What you need to do – Repeat every record below exactly, leaving out the pictures.

Excerpt from a dataset:
☆ ☆ ☆
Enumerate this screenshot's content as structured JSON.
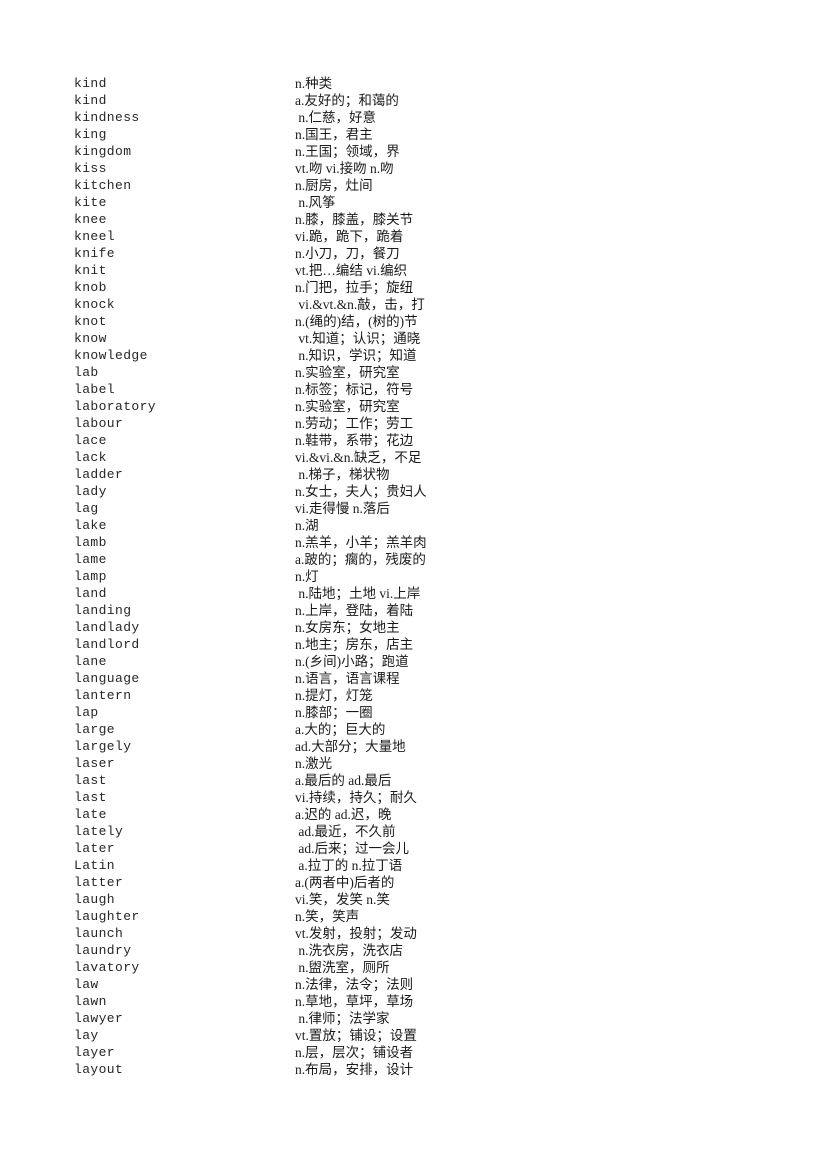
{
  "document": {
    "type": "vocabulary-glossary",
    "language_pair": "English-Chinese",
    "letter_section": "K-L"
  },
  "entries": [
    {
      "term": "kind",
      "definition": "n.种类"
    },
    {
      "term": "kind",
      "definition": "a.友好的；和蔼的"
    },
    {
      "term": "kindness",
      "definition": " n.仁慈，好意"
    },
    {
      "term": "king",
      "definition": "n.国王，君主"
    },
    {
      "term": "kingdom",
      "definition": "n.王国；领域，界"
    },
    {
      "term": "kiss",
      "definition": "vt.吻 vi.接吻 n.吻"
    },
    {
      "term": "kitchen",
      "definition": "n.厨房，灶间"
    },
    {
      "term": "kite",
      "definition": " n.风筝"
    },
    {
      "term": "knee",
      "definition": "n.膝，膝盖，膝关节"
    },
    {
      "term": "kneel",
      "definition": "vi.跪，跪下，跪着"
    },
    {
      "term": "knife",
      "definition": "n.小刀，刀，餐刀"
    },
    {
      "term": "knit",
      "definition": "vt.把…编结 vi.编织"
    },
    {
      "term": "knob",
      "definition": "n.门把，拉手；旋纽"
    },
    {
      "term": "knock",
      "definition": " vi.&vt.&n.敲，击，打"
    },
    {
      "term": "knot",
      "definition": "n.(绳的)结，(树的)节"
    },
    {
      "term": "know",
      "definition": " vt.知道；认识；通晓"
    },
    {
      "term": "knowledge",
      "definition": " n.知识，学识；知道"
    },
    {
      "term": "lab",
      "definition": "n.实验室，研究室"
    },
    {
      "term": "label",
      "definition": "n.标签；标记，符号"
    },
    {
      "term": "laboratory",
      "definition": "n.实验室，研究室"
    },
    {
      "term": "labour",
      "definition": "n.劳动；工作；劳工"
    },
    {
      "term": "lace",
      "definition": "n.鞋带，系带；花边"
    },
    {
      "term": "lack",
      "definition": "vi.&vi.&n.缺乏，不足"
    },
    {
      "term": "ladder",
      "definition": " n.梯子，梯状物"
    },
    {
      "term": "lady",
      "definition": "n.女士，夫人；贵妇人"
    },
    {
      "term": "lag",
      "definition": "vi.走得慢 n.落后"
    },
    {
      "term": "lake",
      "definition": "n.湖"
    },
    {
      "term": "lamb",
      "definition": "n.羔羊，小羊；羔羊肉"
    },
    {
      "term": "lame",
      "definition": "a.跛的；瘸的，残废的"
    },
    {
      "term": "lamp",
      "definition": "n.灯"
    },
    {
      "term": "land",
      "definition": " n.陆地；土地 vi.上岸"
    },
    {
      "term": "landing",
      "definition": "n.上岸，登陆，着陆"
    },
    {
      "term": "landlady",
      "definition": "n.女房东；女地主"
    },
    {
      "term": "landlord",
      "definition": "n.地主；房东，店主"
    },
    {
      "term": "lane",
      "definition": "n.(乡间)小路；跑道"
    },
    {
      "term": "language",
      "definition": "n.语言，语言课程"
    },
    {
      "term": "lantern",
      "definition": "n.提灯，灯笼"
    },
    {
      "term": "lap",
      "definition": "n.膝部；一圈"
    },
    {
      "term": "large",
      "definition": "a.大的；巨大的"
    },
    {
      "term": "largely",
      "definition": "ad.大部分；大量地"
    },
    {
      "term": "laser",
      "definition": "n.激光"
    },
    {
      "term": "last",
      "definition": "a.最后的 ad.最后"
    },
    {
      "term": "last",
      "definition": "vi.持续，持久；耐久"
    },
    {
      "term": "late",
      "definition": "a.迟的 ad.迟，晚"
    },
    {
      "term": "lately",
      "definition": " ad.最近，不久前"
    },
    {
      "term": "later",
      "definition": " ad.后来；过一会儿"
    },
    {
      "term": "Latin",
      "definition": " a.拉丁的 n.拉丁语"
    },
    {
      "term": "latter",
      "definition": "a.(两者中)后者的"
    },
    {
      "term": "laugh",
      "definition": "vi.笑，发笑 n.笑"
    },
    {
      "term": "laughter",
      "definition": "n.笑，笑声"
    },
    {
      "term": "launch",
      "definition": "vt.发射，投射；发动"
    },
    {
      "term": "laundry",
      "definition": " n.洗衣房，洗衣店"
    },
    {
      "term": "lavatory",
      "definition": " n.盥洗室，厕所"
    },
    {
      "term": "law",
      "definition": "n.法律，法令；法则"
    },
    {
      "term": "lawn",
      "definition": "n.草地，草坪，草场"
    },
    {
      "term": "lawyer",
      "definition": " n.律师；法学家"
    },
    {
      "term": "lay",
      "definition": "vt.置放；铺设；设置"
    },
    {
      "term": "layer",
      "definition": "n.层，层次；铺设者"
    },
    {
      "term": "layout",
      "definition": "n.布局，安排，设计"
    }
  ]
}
☆ ☆ ☆
Result of this task –
Enumerate this screenshot's content as structured JSON.
{
  "document": {
    "type": "vocabulary-glossary",
    "language_pair": "English-Chinese",
    "letter_section": "K-L"
  },
  "entries": [
    {
      "term": "kind",
      "definition": "n.种类"
    },
    {
      "term": "kind",
      "definition": "a.友好的；和蔼的"
    },
    {
      "term": "kindness",
      "definition": " n.仁慈，好意"
    },
    {
      "term": "king",
      "definition": "n.国王，君主"
    },
    {
      "term": "kingdom",
      "definition": "n.王国；领域，界"
    },
    {
      "term": "kiss",
      "definition": "vt.吻 vi.接吻 n.吻"
    },
    {
      "term": "kitchen",
      "definition": "n.厨房，灶间"
    },
    {
      "term": "kite",
      "definition": " n.风筝"
    },
    {
      "term": "knee",
      "definition": "n.膝，膝盖，膝关节"
    },
    {
      "term": "kneel",
      "definition": "vi.跪，跪下，跪着"
    },
    {
      "term": "knife",
      "definition": "n.小刀，刀，餐刀"
    },
    {
      "term": "knit",
      "definition": "vt.把…编结 vi.编织"
    },
    {
      "term": "knob",
      "definition": "n.门把，拉手；旋纽"
    },
    {
      "term": "knock",
      "definition": " vi.&vt.&n.敲，击，打"
    },
    {
      "term": "knot",
      "definition": "n.(绳的)结，(树的)节"
    },
    {
      "term": "know",
      "definition": " vt.知道；认识；通晓"
    },
    {
      "term": "knowledge",
      "definition": " n.知识，学识；知道"
    },
    {
      "term": "lab",
      "definition": "n.实验室，研究室"
    },
    {
      "term": "label",
      "definition": "n.标签；标记，符号"
    },
    {
      "term": "laboratory",
      "definition": "n.实验室，研究室"
    },
    {
      "term": "labour",
      "definition": "n.劳动；工作；劳工"
    },
    {
      "term": "lace",
      "definition": "n.鞋带，系带；花边"
    },
    {
      "term": "lack",
      "definition": "vi.&vi.&n.缺乏，不足"
    },
    {
      "term": "ladder",
      "definition": " n.梯子，梯状物"
    },
    {
      "term": "lady",
      "definition": "n.女士，夫人；贵妇人"
    },
    {
      "term": "lag",
      "definition": "vi.走得慢 n.落后"
    },
    {
      "term": "lake",
      "definition": "n.湖"
    },
    {
      "term": "lamb",
      "definition": "n.羔羊，小羊；羔羊肉"
    },
    {
      "term": "lame",
      "definition": "a.跛的；瘸的，残废的"
    },
    {
      "term": "lamp",
      "definition": "n.灯"
    },
    {
      "term": "land",
      "definition": " n.陆地；土地 vi.上岸"
    },
    {
      "term": "landing",
      "definition": "n.上岸，登陆，着陆"
    },
    {
      "term": "landlady",
      "definition": "n.女房东；女地主"
    },
    {
      "term": "landlord",
      "definition": "n.地主；房东，店主"
    },
    {
      "term": "lane",
      "definition": "n.(乡间)小路；跑道"
    },
    {
      "term": "language",
      "definition": "n.语言，语言课程"
    },
    {
      "term": "lantern",
      "definition": "n.提灯，灯笼"
    },
    {
      "term": "lap",
      "definition": "n.膝部；一圈"
    },
    {
      "term": "large",
      "definition": "a.大的；巨大的"
    },
    {
      "term": "largely",
      "definition": "ad.大部分；大量地"
    },
    {
      "term": "laser",
      "definition": "n.激光"
    },
    {
      "term": "last",
      "definition": "a.最后的 ad.最后"
    },
    {
      "term": "last",
      "definition": "vi.持续，持久；耐久"
    },
    {
      "term": "late",
      "definition": "a.迟的 ad.迟，晚"
    },
    {
      "term": "lately",
      "definition": " ad.最近，不久前"
    },
    {
      "term": "later",
      "definition": " ad.后来；过一会儿"
    },
    {
      "term": "Latin",
      "definition": " a.拉丁的 n.拉丁语"
    },
    {
      "term": "latter",
      "definition": "a.(两者中)后者的"
    },
    {
      "term": "laugh",
      "definition": "vi.笑，发笑 n.笑"
    },
    {
      "term": "laughter",
      "definition": "n.笑，笑声"
    },
    {
      "term": "launch",
      "definition": "vt.发射，投射；发动"
    },
    {
      "term": "laundry",
      "definition": " n.洗衣房，洗衣店"
    },
    {
      "term": "lavatory",
      "definition": " n.盥洗室，厕所"
    },
    {
      "term": "law",
      "definition": "n.法律，法令；法则"
    },
    {
      "term": "lawn",
      "definition": "n.草地，草坪，草场"
    },
    {
      "term": "lawyer",
      "definition": " n.律师；法学家"
    },
    {
      "term": "lay",
      "definition": "vt.置放；铺设；设置"
    },
    {
      "term": "layer",
      "definition": "n.层，层次；铺设者"
    },
    {
      "term": "layout",
      "definition": "n.布局，安排，设计"
    }
  ]
}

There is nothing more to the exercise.